- **Excerpted passage**:
# # # #

F18News Summary: Azerbaijan; Belarus; Russia;

FORUM 18 NEWS SERVICE, Oslo, Norway

The right to believe, to worship and witness
The right to change one’s belief or religion
The right to join together and express one’s belief

========================================== ======
23 July 2008
AZERBAIJAN: "PROSECUTORS VERY MUCH WANT TO SENTENCE HAMID"
icle_id=1162
The criminal trial of Baptist pastor Hamid Shabanov began in the
north-western town of Zakatala on 22 July, despite the fact that the
prosecution had refused to hand the defence the case materials, Baptist
Union leader Ilya Zenchenko told Forum 18 News Service. The trial resumes
on 28 July. The same court sentenced fellow Baptist pastor Zaur Balaev to
prison in 2007. Shabanov is being prosecuted on charges that he held an
illegal weapon and faces up to three years’ imprisonment. His church and
family insist the weapon was planted during a massive raid on his home on
20 June during which he was arrested. They say he is being prosecuted to
punish him for leading his congregation. "Prosecutors very much want to
sentence Hamid," Zenchenko warned. "This whole case has been staged. We
pray to God for him to come home," Shabanov’s family told Forum 18.
Meanwhile prosecutors in the capital Baku are trying to prosecute Jehovah’s
Witness conscientious objector Mushfiq Mammedov for a second time on
charges of evading military service, although the Constitution and the
Criminal Code ban this.
* See full article below. *

25 July 2008
BELARUS: BAPTISM BANNED, A FINE AND A THREAT FOR LEADING WORSHIP
_id=1163
Officials have tried to stop three different Protestant communities in
Grodno Region, north-western Belarus, from conducting peaceful religious
activity, Forum 18 news Service has learnt. In the small town of Svisloch,
a planned open-air baptism has been banned, despite the attempts of
Pentecostals to negotiate with the authorities. Bishop Fyodor Tsvor told
Forum 18 that "they just don’t want to allow it." In the nearby town of
Mosty, a Pentecostal pastor was fined nine months’ minimum wages for
leading a small unregistered church. The court verdict notes as evidence of
wrongdoing that "at meetings they read the Gospel, discuss questions of
religious faith, sing songs and conduct religious rites." In Grodno itself,
Baptist pastor Yuri Kravchuk was summoned by the senior state regional
religious affairs official, Igor Popov, who told him that his leadership of
a worship service in a private home violated the Administrative Code. His
case has now been sent to the city’s Oktyabr District Court. All three
communities point out that the state’s actions violate the Belarusian
Constitution.

22 July 2008
RUSSIA: IS MASS DISRUPTION TO JEHOVAH’S WITNESS CONGRESSES COORDINATED?

# # # #

- **Records supplied**:
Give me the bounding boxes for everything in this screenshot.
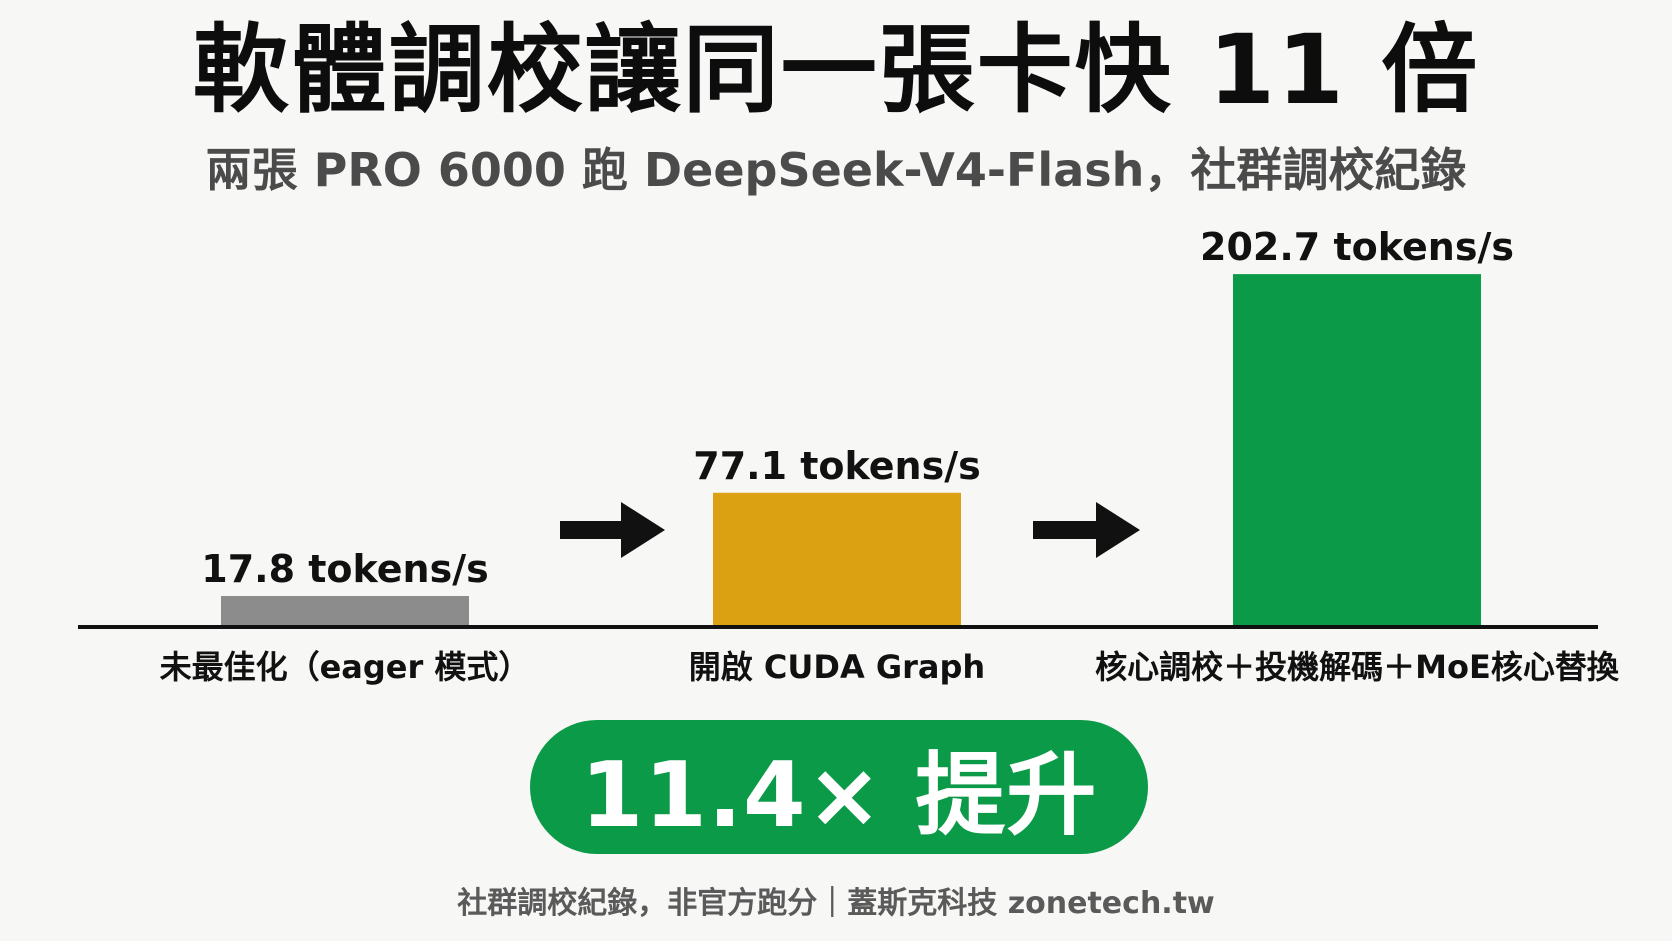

# # # #

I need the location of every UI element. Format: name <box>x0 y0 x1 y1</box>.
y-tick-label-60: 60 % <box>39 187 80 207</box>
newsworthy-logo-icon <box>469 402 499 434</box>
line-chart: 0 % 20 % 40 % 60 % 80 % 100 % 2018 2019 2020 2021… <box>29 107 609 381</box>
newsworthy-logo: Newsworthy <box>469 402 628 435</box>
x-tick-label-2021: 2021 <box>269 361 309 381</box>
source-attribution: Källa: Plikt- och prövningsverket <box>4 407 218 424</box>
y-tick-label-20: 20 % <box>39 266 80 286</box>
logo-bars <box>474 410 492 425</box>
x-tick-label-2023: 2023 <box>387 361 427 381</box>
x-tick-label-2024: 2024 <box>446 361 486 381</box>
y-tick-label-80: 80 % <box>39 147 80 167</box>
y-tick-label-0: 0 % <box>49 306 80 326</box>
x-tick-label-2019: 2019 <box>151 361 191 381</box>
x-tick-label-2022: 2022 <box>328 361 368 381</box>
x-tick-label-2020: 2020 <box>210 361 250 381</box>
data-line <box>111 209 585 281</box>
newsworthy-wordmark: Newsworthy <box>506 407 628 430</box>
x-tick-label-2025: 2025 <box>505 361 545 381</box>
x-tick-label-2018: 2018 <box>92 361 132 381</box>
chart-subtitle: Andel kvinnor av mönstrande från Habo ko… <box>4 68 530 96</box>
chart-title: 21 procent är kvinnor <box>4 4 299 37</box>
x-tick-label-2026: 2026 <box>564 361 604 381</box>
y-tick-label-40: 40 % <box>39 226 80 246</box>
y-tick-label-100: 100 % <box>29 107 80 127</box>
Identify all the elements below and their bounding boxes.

# # # #

- **Exercise set**:
A: Say whether each statement agrees with the Forum 18 news summary. Answer yes or no for each, and quote the words of the Forum 18 news summary that decide it. (i) Hamid Shabanov's trial began in Zakatala on 22 July. (ii) The Pentecostal pastor in Mosty was fined six months' minimum wages. (iii) Yuri Kravchuk's case has been sent to a district court in Grodno.
B: From the Forum 18 news summary, echo the stretch from "Meanwhile prosecutors in" through "Code ban this." with no changes.

- **Results of the tasks**:
A:
(i) Yes: "The criminal trial of Baptist pastor Hamid Shabanov began in the north-western town of Zakatala on 22 July"
(ii) No: "a Pentecostal pastor was fined nine months’ minimum wages"
(iii) Yes: "His case has now been sent to the city’s Oktyabr District Court."

B:
Meanwhile prosecutors in the capital Baku are trying to prosecute Jehovah’s
Witness conscientious objector Mushfiq Mammedov for a second time on
charges of evading military service, although the Constitution and the
Criminal Code ban this.